> _YOUR OBJECTIVE_:
Copy the data that follows, character for character, minus the pictures.
====
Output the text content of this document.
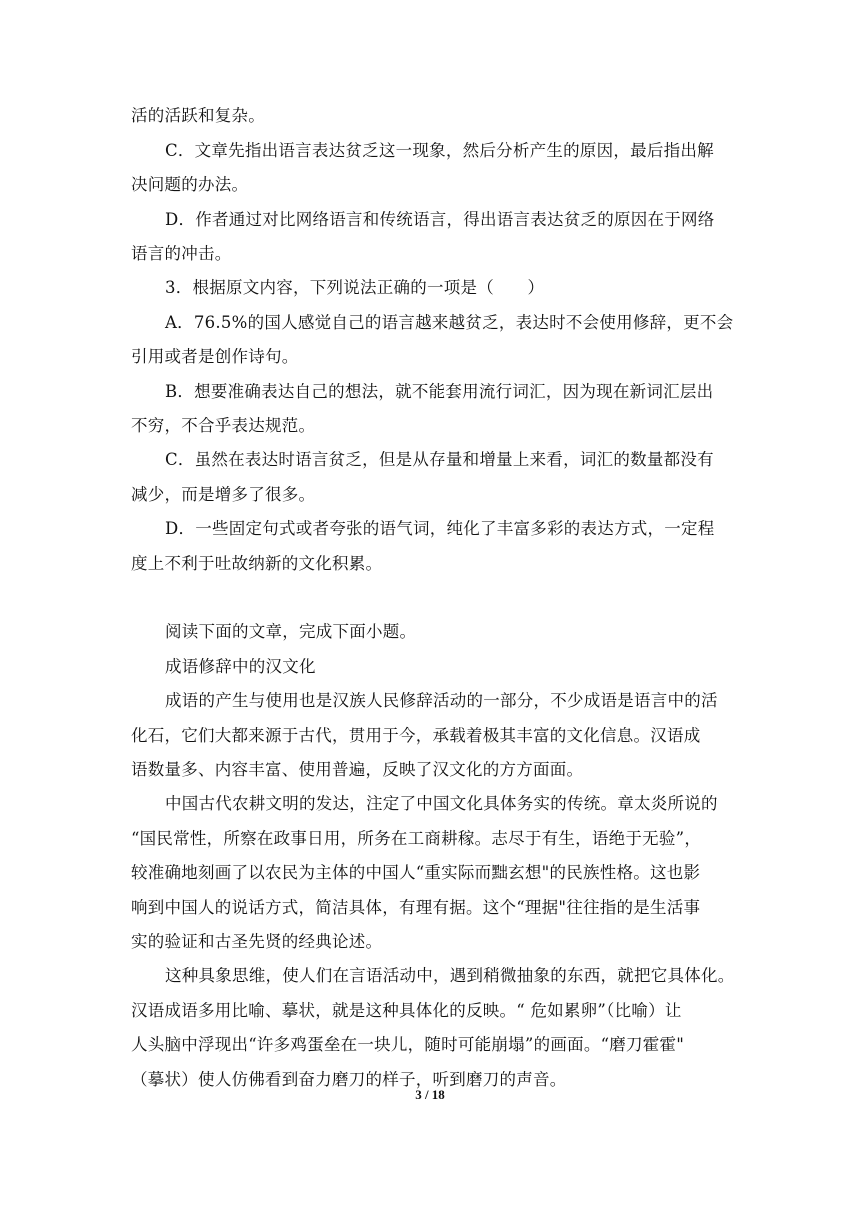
活的活跃和复杂。
C．文章先指出语言表达贫乏这一现象，然后分析产生的原因，最后指出解
决问题的办法。
D．作者通过对比网络语言和传统语言，得出语言表达贫乏的原因在于网络
语言的冲击。
3．根据原文内容，下列说法正确的一项是（　　）
A．76.5%的国人感觉自己的语言越来越贫乏，表达时不会使用修辞，更不会
引用或者是创作诗句。
B．想要准确表达自己的想法，就不能套用流行词汇，因为现在新词汇层出
不穷，不合乎表达规范。
C．虽然在表达时语言贫乏，但是从存量和增量上来看，词汇的数量都没有
减少，而是增多了很多。
D．一些固定句式或者夸张的语气词，纯化了丰富多彩的表达方式，一定程
度上不利于吐故纳新的文化积累。
阅读下面的文章，完成下面小题。
成语修辞中的汉文化
成语的产生与使用也是汉族人民修辞活动的一部分，不少成语是语言中的活
化石，它们大都来源于古代，贯用于今，承载着极其丰富的文化信息。汉语成
语数量多、内容丰富、使用普遍，反映了汉文化的方方面面。
中国古代农耕文明的发达，注定了中国文化具体务实的传统。章太炎所说的
“国民常性，所察在政事日用，所务在工商耕稼。志尽于有生，语绝于无验”，
较准确地刻画了以农民为主体的中国人“重实际而黜玄想"的民族性格。这也影
响到中国人的说话方式，简洁具体，有理有据。这个“理据"往往指的是生活事
实的验证和古圣先贤的经典论述。
这种具象思维，使人们在言语活动中，遇到稍微抽象的东西，就把它具体化。
汉语成语多用比喻、摹状，就是这种具体化的反映。“ 危如累卵”（比喻）让
人头脑中浮现出“许多鸡蛋垒在一块儿，随时可能崩塌”的画面。“磨刀霍霍"
（摹状）使人仿佛看到奋力磨刀的样子，听到磨刀的声音。
3 / 18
====
> _ANSWER TO THIS PROBLEM_:
Output the text content of this document.
活的活跃和复杂。
C．文章先指出语言表达贫乏这一现象，然后分析产生的原因，最后指出解
决问题的办法。
D．作者通过对比网络语言和传统语言，得出语言表达贫乏的原因在于网络
语言的冲击。
3．根据原文内容，下列说法正确的一项是（　　）
A．76.5%的国人感觉自己的语言越来越贫乏，表达时不会使用修辞，更不会
引用或者是创作诗句。
B．想要准确表达自己的想法，就不能套用流行词汇，因为现在新词汇层出
不穷，不合乎表达规范。
C．虽然在表达时语言贫乏，但是从存量和增量上来看，词汇的数量都没有
减少，而是增多了很多。
D．一些固定句式或者夸张的语气词，纯化了丰富多彩的表达方式，一定程
度上不利于吐故纳新的文化积累。
阅读下面的文章，完成下面小题。
成语修辞中的汉文化
成语的产生与使用也是汉族人民修辞活动的一部分，不少成语是语言中的活
化石，它们大都来源于古代，贯用于今，承载着极其丰富的文化信息。汉语成
语数量多、内容丰富、使用普遍，反映了汉文化的方方面面。
中国古代农耕文明的发达，注定了中国文化具体务实的传统。章太炎所说的
“国民常性，所察在政事日用，所务在工商耕稼。志尽于有生，语绝于无验”，
较准确地刻画了以农民为主体的中国人“重实际而黜玄想"的民族性格。这也影
响到中国人的说话方式，简洁具体，有理有据。这个“理据"往往指的是生活事
实的验证和古圣先贤的经典论述。
这种具象思维，使人们在言语活动中，遇到稍微抽象的东西，就把它具体化。
汉语成语多用比喻、摹状，就是这种具体化的反映。“ 危如累卵”（比喻）让
人头脑中浮现出“许多鸡蛋垒在一块儿，随时可能崩塌”的画面。“磨刀霍霍"
（摹状）使人仿佛看到奋力磨刀的样子，听到磨刀的声音。
3 / 18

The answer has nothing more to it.